Given request:
Select lines where the word "CRESCENT" appears.

Data to process:

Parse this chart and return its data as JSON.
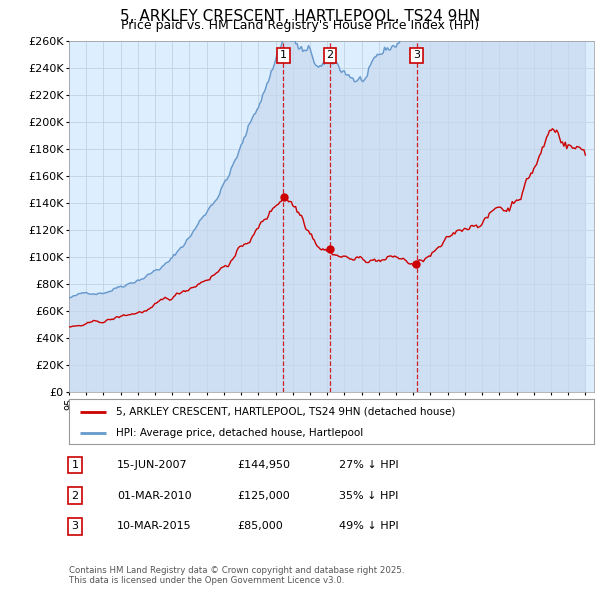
{
  "title": "5, ARKLEY CRESCENT, HARTLEPOOL, TS24 9HN",
  "subtitle": "Price paid vs. HM Land Registry's House Price Index (HPI)",
  "title_fontsize": 11,
  "subtitle_fontsize": 9,
  "background_color": "#ffffff",
  "plot_bg_color": "#ddeeff",
  "grid_color": "#bbccdd",
  "hpi_color": "#6699cc",
  "hpi_fill_color": "#aabbdd",
  "price_color": "#cc0000",
  "vline_color": "#cc0000",
  "ylim": [
    0,
    260000
  ],
  "ytick_step": 20000,
  "transactions": [
    {
      "date_num": 2007.46,
      "price": 144950,
      "label": "1"
    },
    {
      "date_num": 2010.17,
      "price": 125000,
      "label": "2"
    },
    {
      "date_num": 2015.19,
      "price": 85000,
      "label": "3"
    }
  ],
  "legend_entries": [
    {
      "label": "5, ARKLEY CRESCENT, HARTLEPOOL, TS24 9HN (detached house)",
      "color": "#cc0000"
    },
    {
      "label": "HPI: Average price, detached house, Hartlepool",
      "color": "#6699cc"
    }
  ],
  "table_rows": [
    {
      "num": "1",
      "date": "15-JUN-2007",
      "price": "£144,950",
      "pct": "27% ↓ HPI"
    },
    {
      "num": "2",
      "date": "01-MAR-2010",
      "price": "£125,000",
      "pct": "35% ↓ HPI"
    },
    {
      "num": "3",
      "date": "10-MAR-2015",
      "price": "£85,000",
      "pct": "49% ↓ HPI"
    }
  ],
  "footnote": "Contains HM Land Registry data © Crown copyright and database right 2025.\nThis data is licensed under the Open Government Licence v3.0."
}
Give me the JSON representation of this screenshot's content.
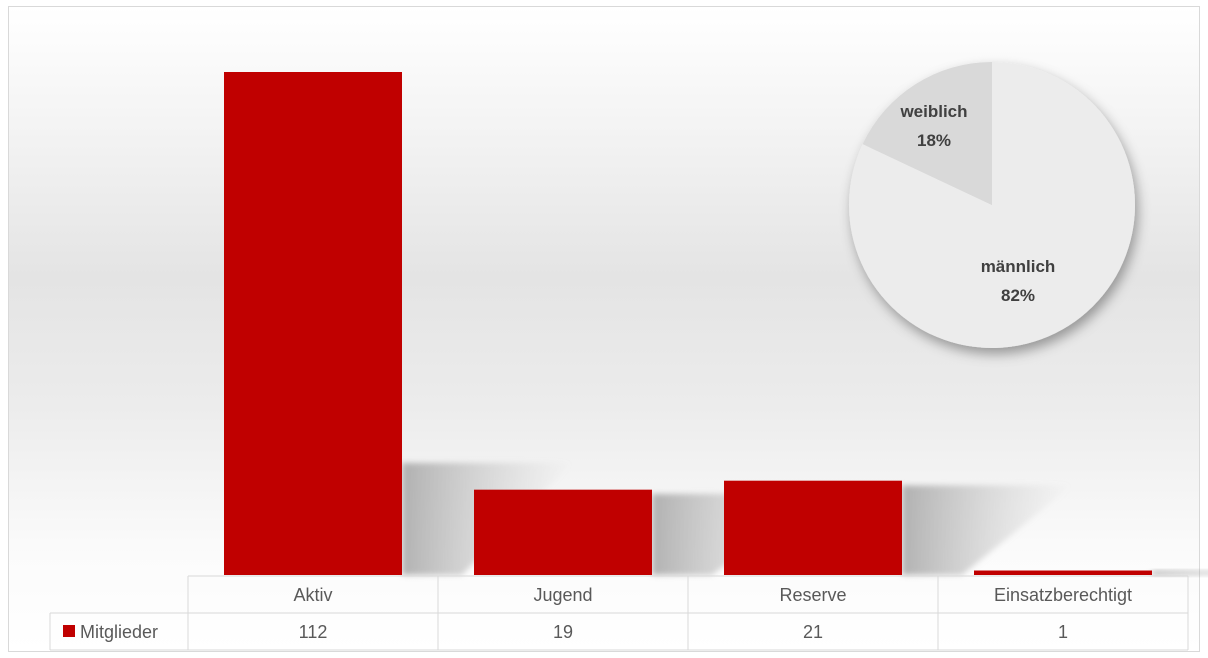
{
  "chart_data": [
    {
      "type": "bar",
      "categories": [
        "Aktiv",
        "Jugend",
        "Reserve",
        "Einsatzberechtigt"
      ],
      "series": [
        {
          "name": "Mitglieder",
          "values": [
            112,
            19,
            21,
            1
          ]
        }
      ],
      "ylim": [
        0,
        112
      ],
      "data_table": true,
      "grid": false,
      "colors": {
        "bar": "#c00000",
        "legend_key": "#c00000"
      }
    },
    {
      "type": "pie",
      "labels": [
        "weiblich",
        "männlich"
      ],
      "values": [
        18,
        82
      ],
      "value_labels": [
        "18%",
        "82%"
      ],
      "colors": {
        "weiblich": "#d9d9d9",
        "männlich": "#ececec"
      }
    }
  ]
}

The response:
  "title": "5, ARKLEY CRESCENT, HARTLEPOOL, TS24 9HN",
      "label": "5, ARKLEY CRESCENT, HARTLEPOOL, TS24 9HN (detached house)",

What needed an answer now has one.